So long as such right to vote continues (and unless such right has
been exercised by written consent of the holders of a majority of
the outstanding shares of Series A 12% Preferred Stock as herein
before authorized), the Secretary of the Corporation may call, and
upon the written request of the holders of record of a majority of
the outstanding shares of Series A 12% Preferred Stock addressed to
him or her at the principal office of the Corporation shall call,
a special meeting of the holders of Series A 12% Preferred Stock
for the election of a director as provided herein.  Such meeting
shall be held within 30 days after delivery of such notice to the
Secretary, at the place and upon the notice provided by law and in
the By-Laws or in the notice of meeting.  No such special meeting
or adjournment thereof shall be held on a date less than 30 days
before any annual meeting of stockholders or any special meeting in
lieu thereof.  If at any such annual or special meeting or any
adjournment thereof the holders of a majority of the then
outstanding shares of Series A 12% Preferred Stock entitled to vote
in such election shall be present or represented by proxy, or if
the holders of a majority of the outstanding shares of Series A 12%
Preferred Stock shall have acted by written consent in lieu of a
meeting with respect thereto, then the authorized number of
directors shall be increased by one and the holders of Series A 12%
Preferred Stock, voting as a class, shall be entitled to elect the
additional director.  The absence of a quorum of the holders of any
other class or series of capital stock of the Corporation at any
such annual or special meeting shall not affect the exercise by the
holders of Series A 12% Preferred Stock of their voting rights. 
The director so elected shall serve until the next annual meeting
or until his or her successor shall be elected and shall qualify,
unless the director's term of office shall have terminated under
the circumstances set forth in the second sentence of this Section
3(b).  If the director elected by the holders of Series A 12%
Preferred Stock as a class dies or becomes incapacitated, the
holders of Series A 12% Preferred Stock then outstanding and
entitled to vote for such director by written consent as herein
above provided, or at a special meeting of such holders called as
provided above, may elect his or her successor to hold office for
the unexpired term.  Holders of Series A 12% Preferred Stock shall
have the right to remove, with or without cause, any director
originally elected by such holders, upon the affirmative vote of a
majority of such holders by written consent as herein above
provided or at a special meeting of such holders called as provided
above.  The rights of the holders of Series A 12% Preferred Stock
to elect directors pursuant to the terms of this Section 3(b) shall
not be affected adversely by the voting or other rights applicable
to any other security of the Corporation.  All rights of holders of
Series A 12% Preferred Stock under this Section 3(b) shall be
subject to Foreign Ownership Restrictions.

#### Work to be completed
List every source the section on Series A 12% Preferred Stock voting rights names for the place and notice of the special meeting of Series A holders. The material after this text is separate from it.

#### Record set
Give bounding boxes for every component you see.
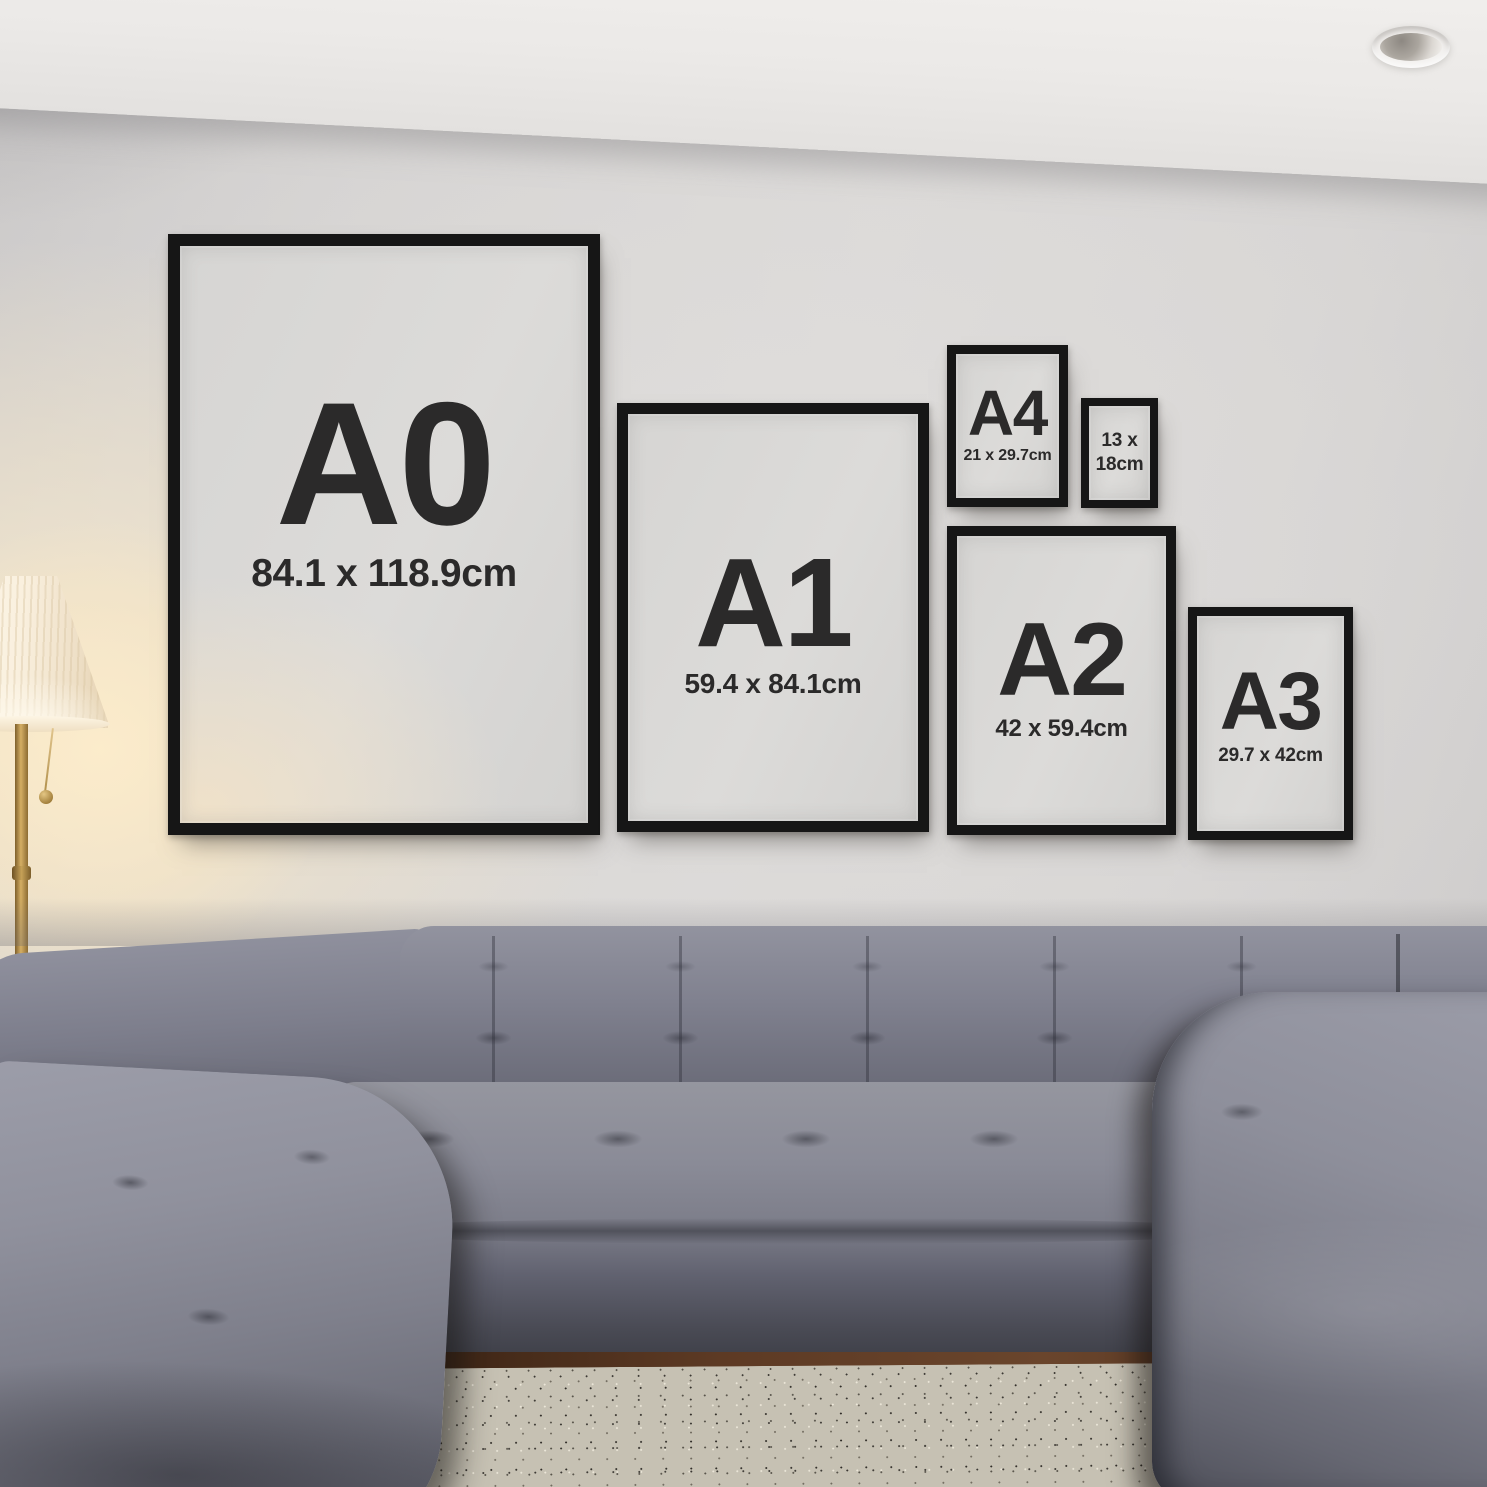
sectional-sofa: [0, 0, 1487, 1487]
sofa-seat-crease: [336, 1218, 1266, 1244]
sofa-chaise-left: [0, 1060, 460, 1487]
sofa-chaise-right: [1152, 992, 1487, 1487]
living-room-scene: A0 84.1 x 118.9cm A1 59.4 x 84.1cm A4 21…: [0, 0, 1487, 1487]
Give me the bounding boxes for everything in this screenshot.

#### Answer to the exercise
- Law
- The By-Laws
- The notice of meeting